───── Working data

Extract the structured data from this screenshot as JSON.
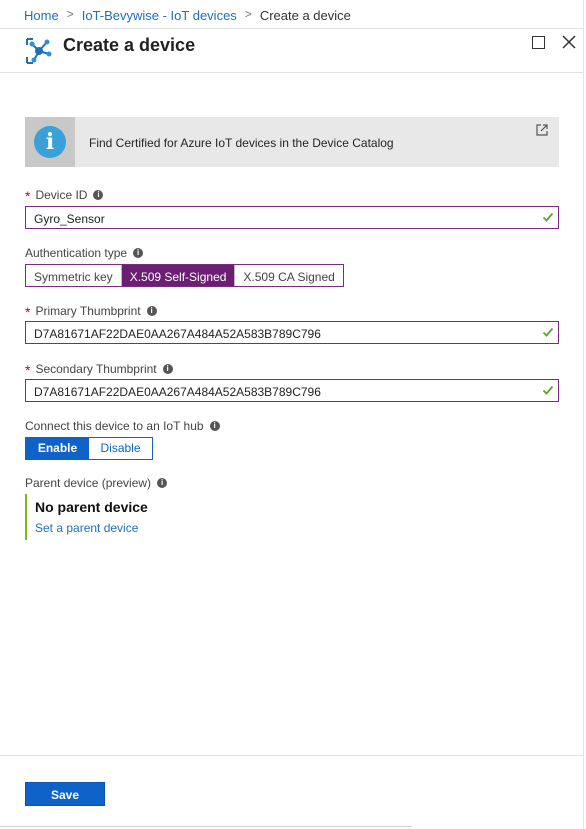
{
  "breadcrumb": {
    "items": [
      "Home",
      "IoT-Bevywise - IoT devices",
      "Create a device"
    ]
  },
  "header": {
    "title": "Create a device"
  },
  "banner": {
    "text": "Find Certified for Azure IoT devices in the Device Catalog",
    "icon_glyph": "i"
  },
  "device_id": {
    "label": "Device ID",
    "required_mark": "*",
    "value": "Gyro_Sensor"
  },
  "auth": {
    "label": "Authentication type",
    "options": [
      "Symmetric key",
      "X.509 Self-Signed",
      "X.509 CA Signed"
    ],
    "selected": "X.509 Self-Signed"
  },
  "primary_thumbprint": {
    "label": "Primary Thumbprint",
    "required_mark": "*",
    "value": "D7A81671AF22DAE0AA267A484A52A583B789C796"
  },
  "secondary_thumbprint": {
    "label": "Secondary Thumbprint",
    "required_mark": "*",
    "value": "D7A81671AF22DAE0AA267A484A52A583B789C796"
  },
  "connect": {
    "label": "Connect this device to an IoT hub",
    "options": [
      "Enable",
      "Disable"
    ],
    "selected": "Enable"
  },
  "parent": {
    "label": "Parent device (preview)",
    "value": "No parent device",
    "link": "Set a parent device"
  },
  "footer": {
    "save_label": "Save"
  },
  "colors": {
    "accent_purple": "#6a1f72",
    "azure_blue": "#0e62c8",
    "valid_green": "#58a92b",
    "required_red": "#c4001a"
  },
  "icons": {
    "blade": "iot-hub-icon",
    "info": "info-icon",
    "external": "external-link-icon",
    "check": "checkmark-icon",
    "help": "info-circle-icon"
  }
}
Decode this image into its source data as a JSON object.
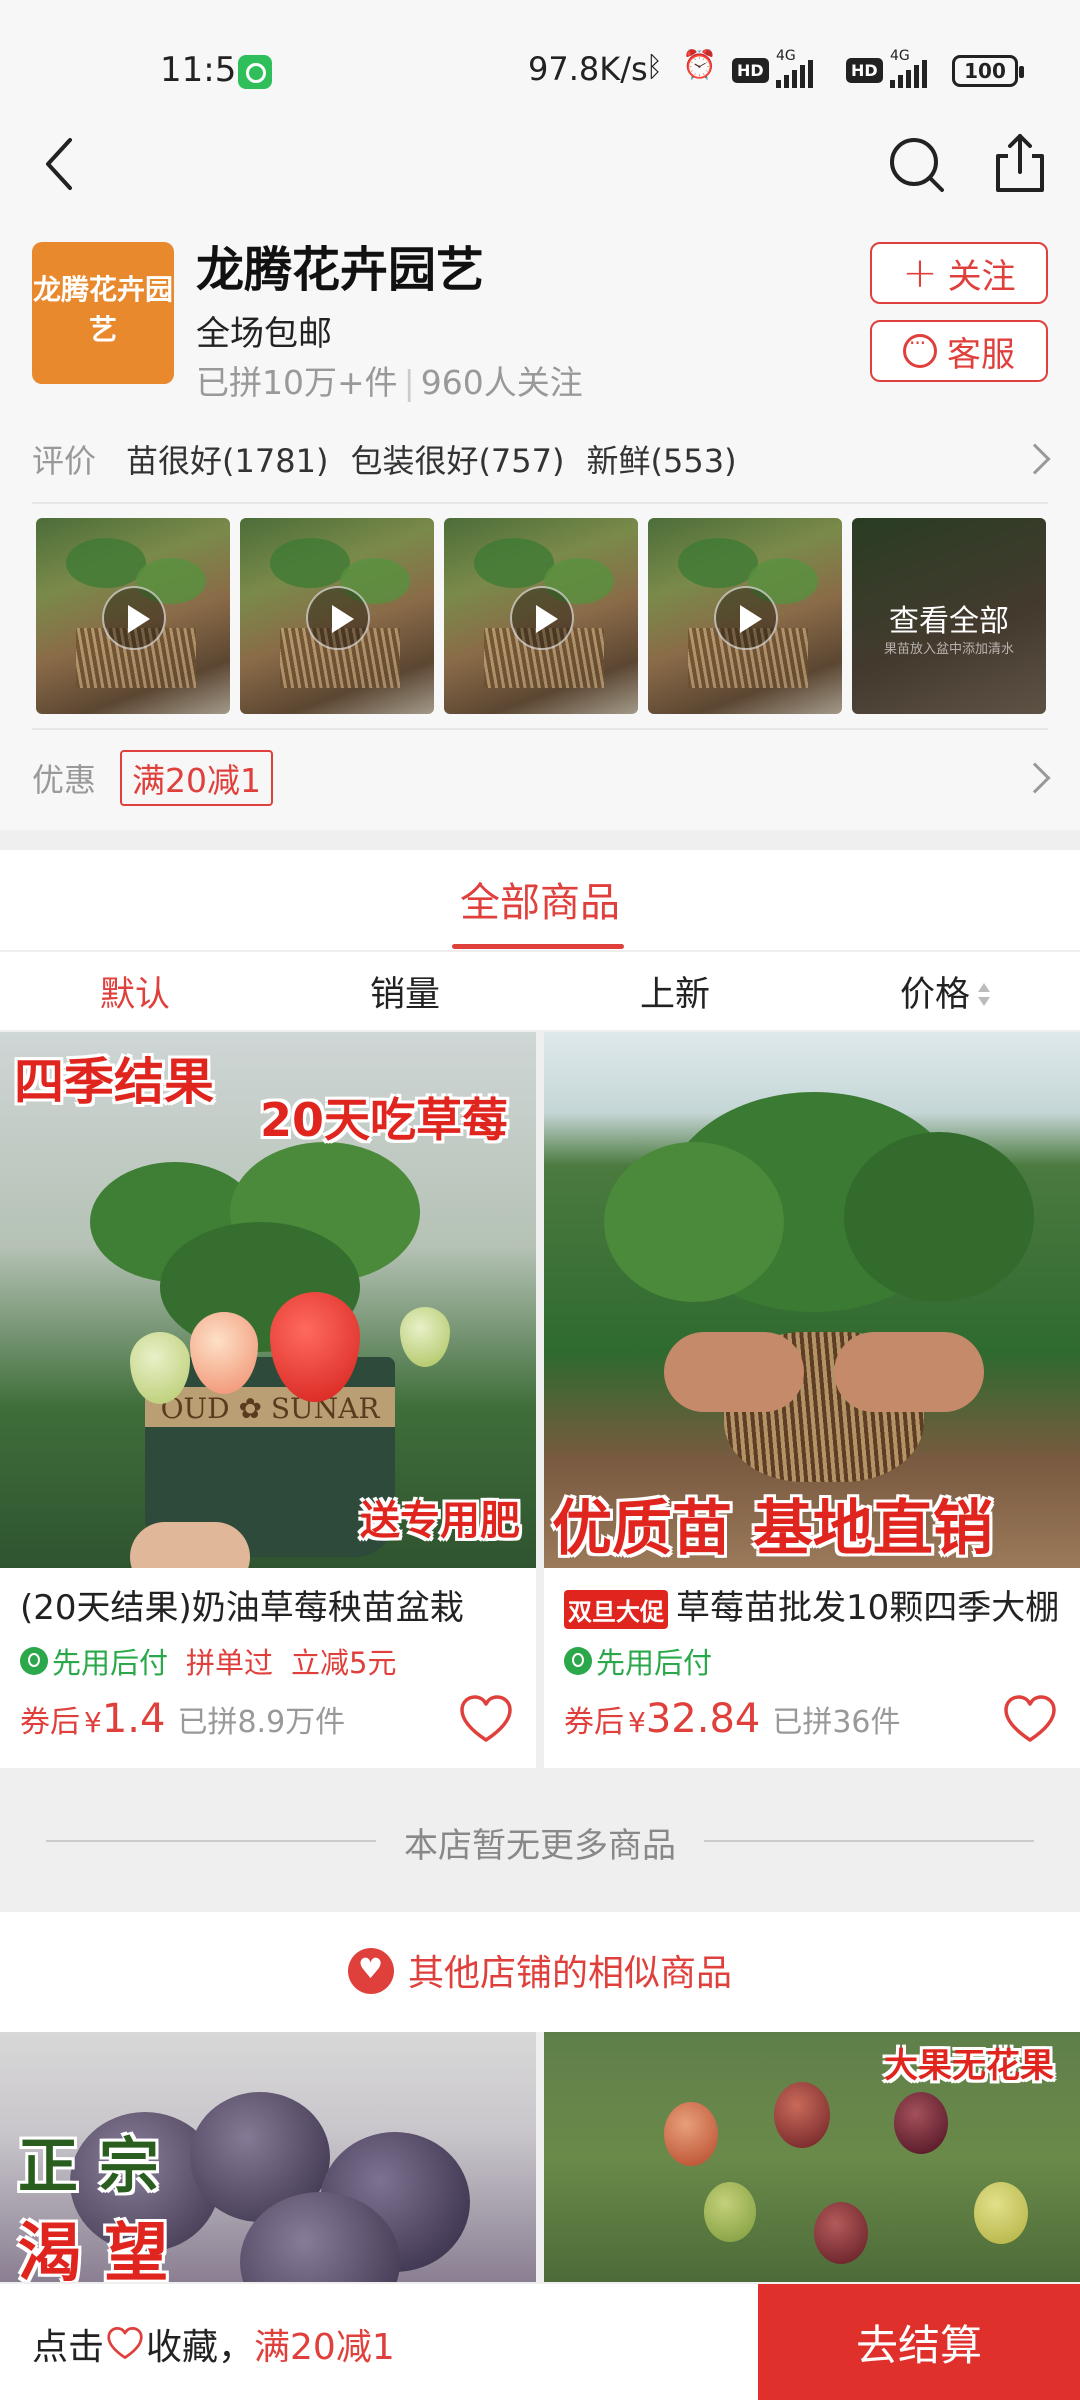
{
  "status_bar": {
    "time": "11:51",
    "net_speed": "97.8K/s",
    "network_type": "4G",
    "battery": "100",
    "icons": [
      "bluetooth-icon",
      "alarm-icon",
      "hd-icon",
      "signal-icon",
      "hd-icon",
      "signal-icon"
    ]
  },
  "nav": {
    "icons": [
      "back-icon",
      "search-icon",
      "share-icon"
    ]
  },
  "shop": {
    "logo_text": "龙腾花卉园艺",
    "name": "龙腾花卉园艺",
    "subtitle": "全场包邮",
    "sold": "已拼10万+件",
    "followers": "960人关注",
    "follow_label": "关注",
    "service_label": "客服"
  },
  "reviews": {
    "label": "评价",
    "tags": [
      "苗很好(1781)",
      "包装很好(757)",
      "新鲜(553)"
    ]
  },
  "media": {
    "view_all": "查看全部",
    "view_all_sub": "果苗放入盆中添加清水"
  },
  "promo": {
    "label": "优惠",
    "coupon": "满20减1"
  },
  "tabs": {
    "all_products": "全部商品",
    "sort": [
      "默认",
      "销量",
      "上新",
      "价格"
    ],
    "active_sort": "默认"
  },
  "products": [
    {
      "image_overlays": [
        "四季结果",
        "20天吃草莓",
        "送专用肥"
      ],
      "pot_text": "OUD ✿ SUNAR",
      "title": "(20天结果)奶油草莓秧苗盆栽",
      "badge": "",
      "tags": [
        "先用后付",
        "拼单过",
        "立减5元"
      ],
      "price_prefix": "券后",
      "currency": "¥",
      "price": "1.4",
      "sold": "已拼8.9万件"
    },
    {
      "image_overlays": [
        "优质苗 基地直销"
      ],
      "title": "草莓苗批发10颗四季大棚",
      "badge": "双旦大促",
      "tags": [
        "先用后付"
      ],
      "price_prefix": "券后",
      "currency": "¥",
      "price": "32.84",
      "sold": "已拼36件"
    }
  ],
  "end_notice": "本店暂无更多商品",
  "similar": {
    "title": "其他店铺的相似商品",
    "items": [
      {
        "overlays": [
          "正 宗",
          "渴 望"
        ]
      },
      {
        "overlays": [
          "大果无花果"
        ]
      }
    ]
  },
  "bottom_bar": {
    "collect_prefix": "点击",
    "collect_suffix": "收藏，",
    "collect_promo": "满20减1",
    "checkout": "去结算"
  },
  "colors": {
    "accent": "#e0403c",
    "green_pay": "#2aa84a",
    "logo_bg": "#e8892e"
  }
}
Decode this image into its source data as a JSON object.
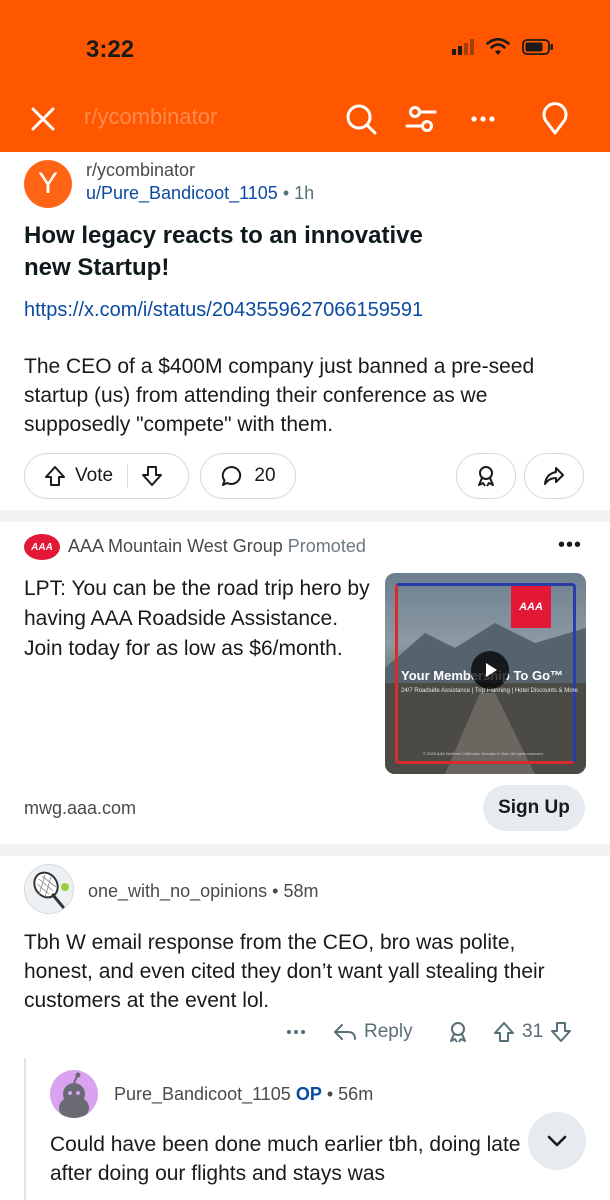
{
  "status_bar": {
    "time": "3:22"
  },
  "toolbar": {
    "title": "r/ycombinator"
  },
  "post": {
    "avatar_letter": "Y",
    "subreddit": "r/ycombinator",
    "author": "u/Pure_Bandicoot_1105",
    "age": "1h",
    "title": "How legacy reacts to an innovative new Startup!",
    "link": "https://x.com/i/status/2043559627066159591",
    "body": "The CEO of a $400M company just banned a pre-seed startup (us) from attending their conference as we supposedly \"compete\" with them.",
    "vote_label": "Vote",
    "comment_count": "20"
  },
  "ad": {
    "logo_text": "AAA",
    "advertiser": "AAA Mountain West Group",
    "promoted_label": "Promoted",
    "text": "LPT: You can be the road trip hero by having AAA Roadside Assistance. Join today for as low as $6/month.",
    "media_headline": "Your Membership To Go™",
    "media_sub": "24/7 Roadside Assistance | Trip Planning | Hotel Discounts & More",
    "media_legal": "© 2025 AAA Northern California, Nevada & Utah. All rights reserved.",
    "domain": "mwg.aaa.com",
    "cta": "Sign Up"
  },
  "comment": {
    "author": "one_with_no_opinions",
    "age": "58m",
    "text": "Tbh W email response from the CEO, bro was polite, honest, and even cited they don’t want yall stealing their customers at the event lol.",
    "reply_label": "Reply",
    "score": "31"
  },
  "reply": {
    "author": "Pure_Bandicoot_1105",
    "op_badge": "OP",
    "age": "56m",
    "text": "Could have been done much earlier tbh, doing late after doing our flights and stays was"
  },
  "colors": {
    "brand_orange": "#ff5700",
    "link_blue": "#0b4aa2",
    "aaa_red": "#e31837"
  }
}
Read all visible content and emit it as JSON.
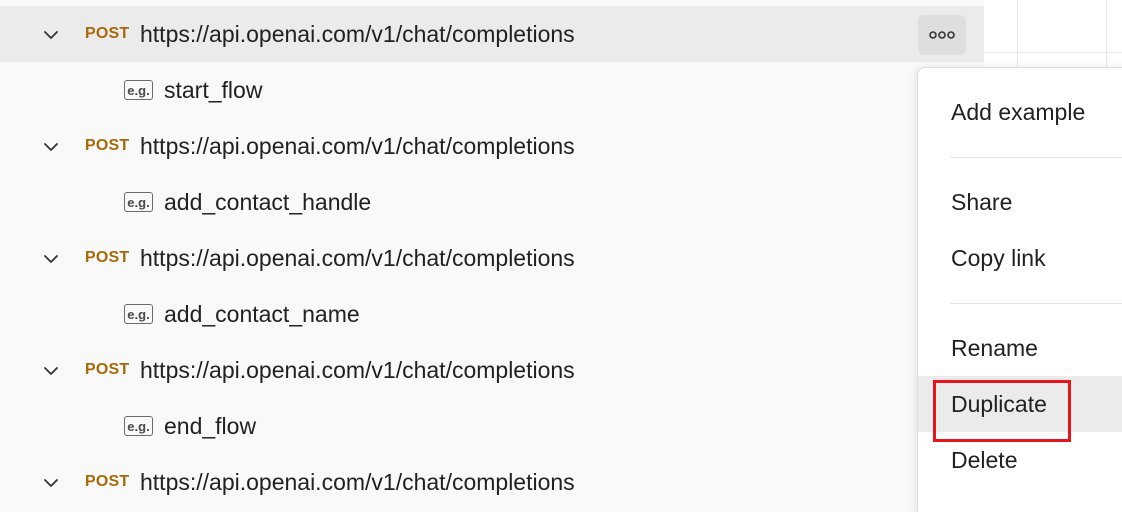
{
  "tree": {
    "rows": [
      {
        "kind": "request",
        "method": "POST",
        "url": "https://api.openai.com/v1/chat/completions",
        "selected": true
      },
      {
        "kind": "example",
        "badge": "e.g.",
        "name": "start_flow"
      },
      {
        "kind": "request",
        "method": "POST",
        "url": "https://api.openai.com/v1/chat/completions"
      },
      {
        "kind": "example",
        "badge": "e.g.",
        "name": "add_contact_handle"
      },
      {
        "kind": "request",
        "method": "POST",
        "url": "https://api.openai.com/v1/chat/completions"
      },
      {
        "kind": "example",
        "badge": "e.g.",
        "name": "add_contact_name"
      },
      {
        "kind": "request",
        "method": "POST",
        "url": "https://api.openai.com/v1/chat/completions"
      },
      {
        "kind": "example",
        "badge": "e.g.",
        "name": "end_flow"
      },
      {
        "kind": "request",
        "method": "POST",
        "url": "https://api.openai.com/v1/chat/completions"
      }
    ],
    "more_icon": "more-horizontal-icon",
    "chevron_icon": "chevron-down-icon"
  },
  "context_menu": {
    "items": [
      {
        "label": "Add example"
      },
      {
        "label": "Share"
      },
      {
        "label": "Copy link"
      },
      {
        "label": "Rename"
      },
      {
        "label": "Duplicate",
        "hovered": true,
        "highlighted": true
      },
      {
        "label": "Delete"
      }
    ]
  },
  "colors": {
    "method_post": "#a8690b",
    "selected_row": "#ebebeb",
    "highlight": "#e8141c"
  }
}
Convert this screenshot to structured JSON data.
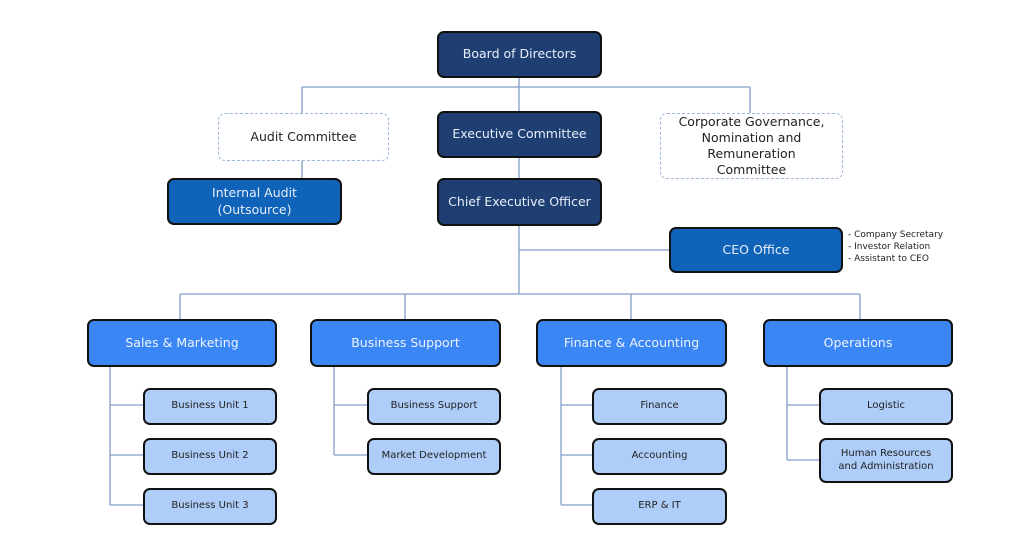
{
  "board": "Board of Directors",
  "audit_committee": "Audit Committee",
  "executive_committee": "Executive Committee",
  "governance_committee": "Corporate Governance, Nomination and Remuneration Committee",
  "internal_audit": "Internal Audit (Outsource)",
  "ceo": "Chief Executive Officer",
  "ceo_office": {
    "label": "CEO Office",
    "notes": [
      "- Company Secretary",
      "- Investor Relation",
      "- Assistant to CEO"
    ]
  },
  "divisions": [
    {
      "label": "Sales & Marketing",
      "units": [
        "Business Unit 1",
        "Business Unit 2",
        "Business Unit 3"
      ]
    },
    {
      "label": "Business Support",
      "units": [
        "Business Support",
        "Market Development"
      ]
    },
    {
      "label": "Finance & Accounting",
      "units": [
        "Finance",
        "Accounting",
        "ERP & IT"
      ]
    },
    {
      "label": "Operations",
      "units": [
        "Logistic",
        "Human Resources and Administration"
      ]
    }
  ],
  "colors": {
    "executive": "#1f3f73",
    "ceo_office": "#0f63b8",
    "division": "#3a86f5",
    "unit": "#aecdf8",
    "connector": "#7f9fc9"
  }
}
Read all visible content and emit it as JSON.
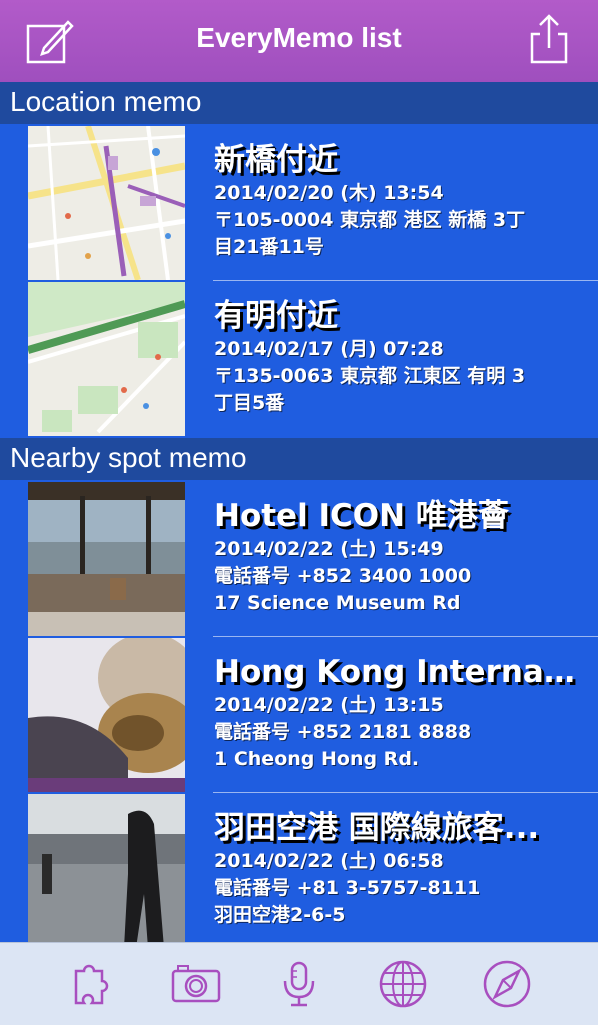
{
  "nav": {
    "title": "EveryMemo list",
    "left_icon": "compose-icon",
    "right_icon": "share-icon"
  },
  "sections": [
    {
      "title": "Location memo",
      "items": [
        {
          "title": "新橋付近",
          "line1": "2014/02/20 (木) 13:54",
          "line2": "〒105-0004 東京都 港区 新橋 3丁",
          "line3": "目21番11号",
          "thumb": "map-thumbnail"
        },
        {
          "title": "有明付近",
          "line1": "2014/02/17 (月) 07:28",
          "line2": "〒135-0063 東京都 江東区 有明 3",
          "line3": "丁目5番",
          "thumb": "map-thumbnail"
        }
      ]
    },
    {
      "title": "Nearby spot memo",
      "items": [
        {
          "title": "Hotel ICON 唯港薈",
          "line1": "2014/02/22 (土) 15:49",
          "line2": "電話番号 +852 3400 1000",
          "line3": "17 Science Museum Rd",
          "thumb": "photo-thumbnail"
        },
        {
          "title": "Hong Kong Internati...",
          "line1": "2014/02/22 (土) 13:15",
          "line2": "電話番号 +852 2181 8888",
          "line3": "1 Cheong Hong Rd.",
          "thumb": "photo-thumbnail"
        },
        {
          "title": "羽田空港 国際線旅客...",
          "line1": "2014/02/22 (土) 06:58",
          "line2": "電話番号 +81 3-5757-8111",
          "line3": "羽田空港2-6-5",
          "thumb": "photo-thumbnail"
        }
      ]
    }
  ],
  "tabbar": {
    "icons": [
      "puzzle-icon",
      "camera-icon",
      "microphone-icon",
      "globe-icon",
      "compass-icon"
    ]
  },
  "colors": {
    "nav": "#a954c4",
    "list_background": "#1f5de0",
    "section_header": "#1f4a9e",
    "tab_icon": "#a84fbf"
  }
}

──────────

_What the task asks_
Go through the material and copy out every line with "Roadside" in it.

_Exercise solution_
    "text": "LPT: You can be the road trip hero by having AAA Roadside Assistance. Join today for as low as $6/month.",
    "media_sub": "24/7 Roadside Assistance | Trip Planning | Hotel Discounts & More",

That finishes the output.